● WHAT TO PRODUCE
Go through the data below. Pull out every line that has the word "Anteil".

[Dataset listings of figures]
(begin)
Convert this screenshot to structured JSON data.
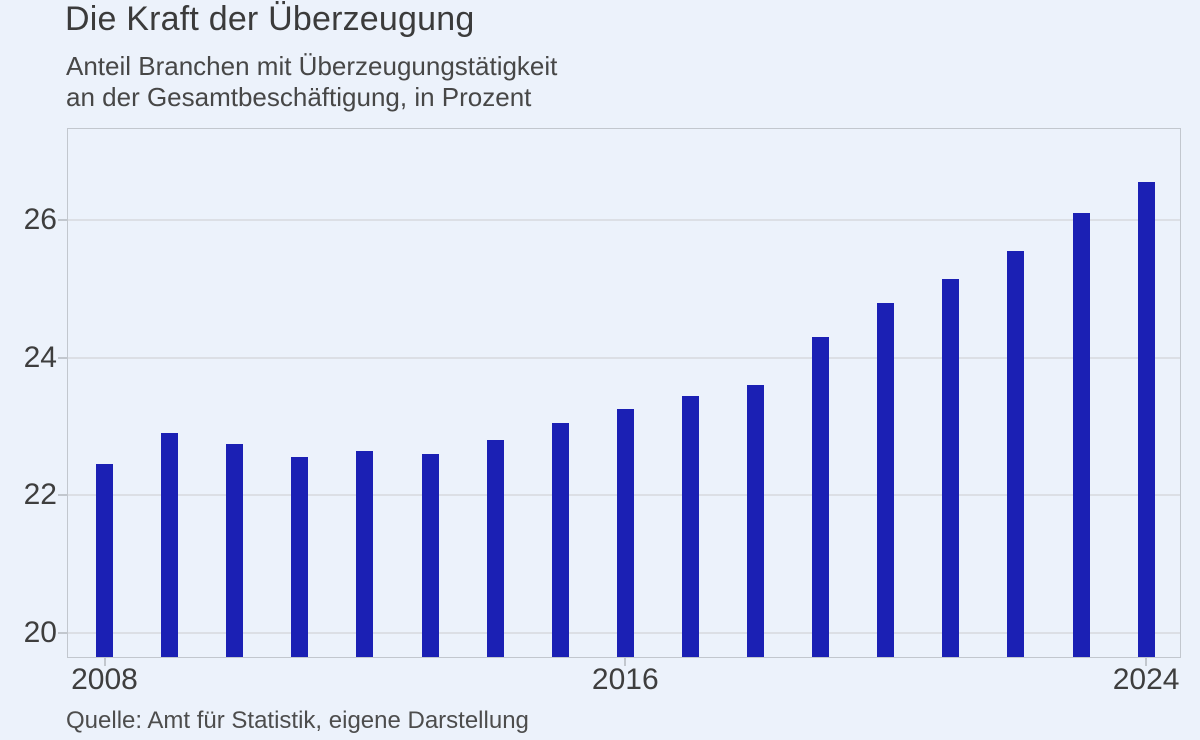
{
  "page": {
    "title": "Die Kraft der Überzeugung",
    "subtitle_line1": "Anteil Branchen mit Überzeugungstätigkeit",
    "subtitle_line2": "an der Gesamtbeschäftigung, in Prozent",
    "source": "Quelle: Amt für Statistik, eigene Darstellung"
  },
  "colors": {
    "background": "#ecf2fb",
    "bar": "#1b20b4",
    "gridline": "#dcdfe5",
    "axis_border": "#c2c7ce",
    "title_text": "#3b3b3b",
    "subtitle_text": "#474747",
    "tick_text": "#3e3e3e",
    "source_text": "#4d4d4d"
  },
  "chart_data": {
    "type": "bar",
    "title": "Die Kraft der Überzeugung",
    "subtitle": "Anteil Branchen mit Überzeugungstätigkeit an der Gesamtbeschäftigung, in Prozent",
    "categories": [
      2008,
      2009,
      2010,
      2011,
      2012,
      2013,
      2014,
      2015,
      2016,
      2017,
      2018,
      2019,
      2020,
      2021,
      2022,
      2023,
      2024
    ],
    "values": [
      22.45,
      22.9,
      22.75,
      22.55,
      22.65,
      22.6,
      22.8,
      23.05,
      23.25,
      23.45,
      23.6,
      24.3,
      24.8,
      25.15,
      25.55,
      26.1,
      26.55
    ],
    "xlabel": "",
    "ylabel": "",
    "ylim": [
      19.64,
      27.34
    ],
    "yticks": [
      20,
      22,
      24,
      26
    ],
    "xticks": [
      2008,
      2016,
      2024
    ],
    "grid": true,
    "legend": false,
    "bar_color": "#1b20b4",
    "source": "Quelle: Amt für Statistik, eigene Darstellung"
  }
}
(end)
(begin)
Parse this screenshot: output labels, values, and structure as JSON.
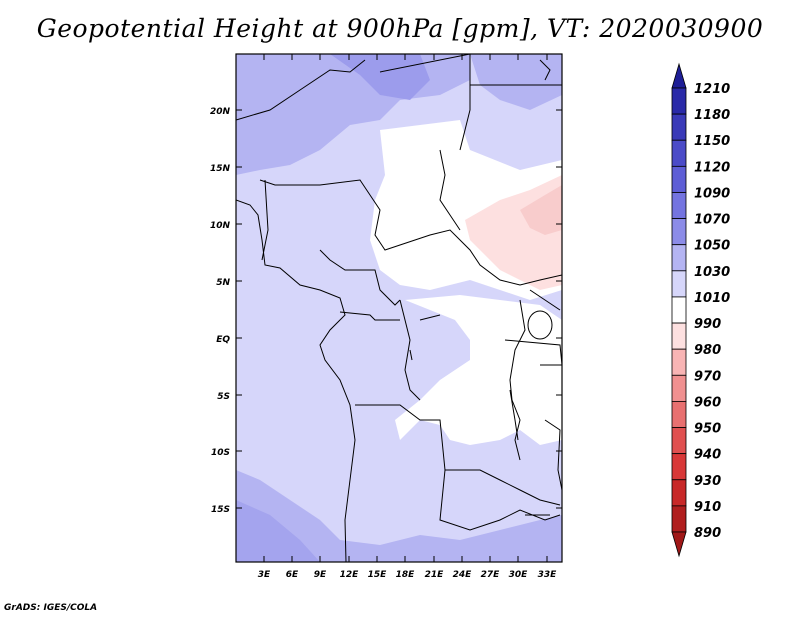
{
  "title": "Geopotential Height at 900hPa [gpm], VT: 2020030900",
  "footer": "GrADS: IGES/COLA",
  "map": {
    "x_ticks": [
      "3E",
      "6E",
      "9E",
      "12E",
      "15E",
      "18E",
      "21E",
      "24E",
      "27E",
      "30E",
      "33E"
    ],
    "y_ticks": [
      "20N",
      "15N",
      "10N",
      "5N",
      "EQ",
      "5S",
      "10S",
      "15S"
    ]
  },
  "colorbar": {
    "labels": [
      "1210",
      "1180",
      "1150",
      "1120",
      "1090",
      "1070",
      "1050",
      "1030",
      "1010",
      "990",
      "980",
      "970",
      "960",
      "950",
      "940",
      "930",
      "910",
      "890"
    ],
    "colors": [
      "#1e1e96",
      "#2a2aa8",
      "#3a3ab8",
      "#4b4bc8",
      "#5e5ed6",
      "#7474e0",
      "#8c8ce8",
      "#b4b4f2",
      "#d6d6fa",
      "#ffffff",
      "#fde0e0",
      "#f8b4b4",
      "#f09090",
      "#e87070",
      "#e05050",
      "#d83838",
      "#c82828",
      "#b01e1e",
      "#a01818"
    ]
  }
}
(end)
(begin)
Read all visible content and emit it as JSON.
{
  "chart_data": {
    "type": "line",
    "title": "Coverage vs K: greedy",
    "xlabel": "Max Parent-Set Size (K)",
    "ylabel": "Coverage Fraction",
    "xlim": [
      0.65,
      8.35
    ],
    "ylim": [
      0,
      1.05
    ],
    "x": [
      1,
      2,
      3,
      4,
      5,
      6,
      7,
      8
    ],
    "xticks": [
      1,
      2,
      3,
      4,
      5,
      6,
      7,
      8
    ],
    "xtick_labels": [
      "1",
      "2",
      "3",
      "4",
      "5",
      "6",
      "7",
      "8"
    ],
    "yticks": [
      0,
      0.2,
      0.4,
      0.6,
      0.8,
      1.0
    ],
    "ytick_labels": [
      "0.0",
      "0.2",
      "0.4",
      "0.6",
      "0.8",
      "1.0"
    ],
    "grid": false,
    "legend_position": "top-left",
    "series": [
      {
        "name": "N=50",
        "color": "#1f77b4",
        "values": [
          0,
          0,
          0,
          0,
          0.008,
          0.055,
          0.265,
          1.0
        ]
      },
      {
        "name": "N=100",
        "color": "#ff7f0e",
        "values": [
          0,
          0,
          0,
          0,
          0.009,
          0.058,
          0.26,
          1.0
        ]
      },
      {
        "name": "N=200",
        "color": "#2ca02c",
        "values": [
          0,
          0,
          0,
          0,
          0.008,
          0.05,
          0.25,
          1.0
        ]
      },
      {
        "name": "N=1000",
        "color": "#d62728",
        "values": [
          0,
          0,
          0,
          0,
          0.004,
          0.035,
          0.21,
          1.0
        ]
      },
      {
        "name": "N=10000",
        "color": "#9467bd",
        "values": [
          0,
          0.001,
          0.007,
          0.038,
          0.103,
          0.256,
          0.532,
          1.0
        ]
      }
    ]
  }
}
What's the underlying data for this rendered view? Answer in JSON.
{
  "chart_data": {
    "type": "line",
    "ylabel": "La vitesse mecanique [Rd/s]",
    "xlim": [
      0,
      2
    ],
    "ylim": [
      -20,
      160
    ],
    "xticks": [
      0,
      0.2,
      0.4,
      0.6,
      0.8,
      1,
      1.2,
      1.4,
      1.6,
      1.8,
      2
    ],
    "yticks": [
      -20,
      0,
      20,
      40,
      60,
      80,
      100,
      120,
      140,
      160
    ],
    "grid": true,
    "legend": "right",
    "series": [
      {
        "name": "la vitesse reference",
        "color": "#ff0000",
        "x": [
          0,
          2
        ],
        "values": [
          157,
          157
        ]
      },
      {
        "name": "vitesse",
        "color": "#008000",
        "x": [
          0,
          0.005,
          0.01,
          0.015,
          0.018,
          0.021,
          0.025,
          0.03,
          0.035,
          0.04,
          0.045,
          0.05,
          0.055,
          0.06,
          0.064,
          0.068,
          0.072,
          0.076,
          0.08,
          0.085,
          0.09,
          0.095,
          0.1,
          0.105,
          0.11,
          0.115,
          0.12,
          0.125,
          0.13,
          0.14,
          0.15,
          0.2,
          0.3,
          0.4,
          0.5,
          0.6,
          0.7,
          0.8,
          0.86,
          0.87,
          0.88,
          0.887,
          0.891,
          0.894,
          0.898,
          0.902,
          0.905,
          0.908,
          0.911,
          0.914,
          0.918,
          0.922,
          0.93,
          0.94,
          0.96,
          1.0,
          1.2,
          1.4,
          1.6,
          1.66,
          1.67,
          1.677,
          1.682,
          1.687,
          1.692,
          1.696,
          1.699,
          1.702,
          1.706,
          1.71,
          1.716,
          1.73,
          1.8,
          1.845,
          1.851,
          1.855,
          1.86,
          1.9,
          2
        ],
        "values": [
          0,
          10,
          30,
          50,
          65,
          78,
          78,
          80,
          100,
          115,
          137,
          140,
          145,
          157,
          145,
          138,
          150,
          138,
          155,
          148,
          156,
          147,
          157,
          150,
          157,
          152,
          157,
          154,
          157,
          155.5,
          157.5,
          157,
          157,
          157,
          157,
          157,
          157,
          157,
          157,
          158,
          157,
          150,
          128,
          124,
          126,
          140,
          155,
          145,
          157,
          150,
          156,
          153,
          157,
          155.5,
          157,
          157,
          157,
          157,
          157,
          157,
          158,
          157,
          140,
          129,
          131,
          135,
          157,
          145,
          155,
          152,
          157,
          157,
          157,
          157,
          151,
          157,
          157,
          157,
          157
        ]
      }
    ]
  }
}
(end)
● EXERCISE ANSWER
    "subtitle_line1": "Anteil Branchen mit Überzeugungstätigkeit",
    "subtitle": "Anteil Branchen mit Überzeugungstätigkeit an der Gesamtbeschäftigung, in Prozent",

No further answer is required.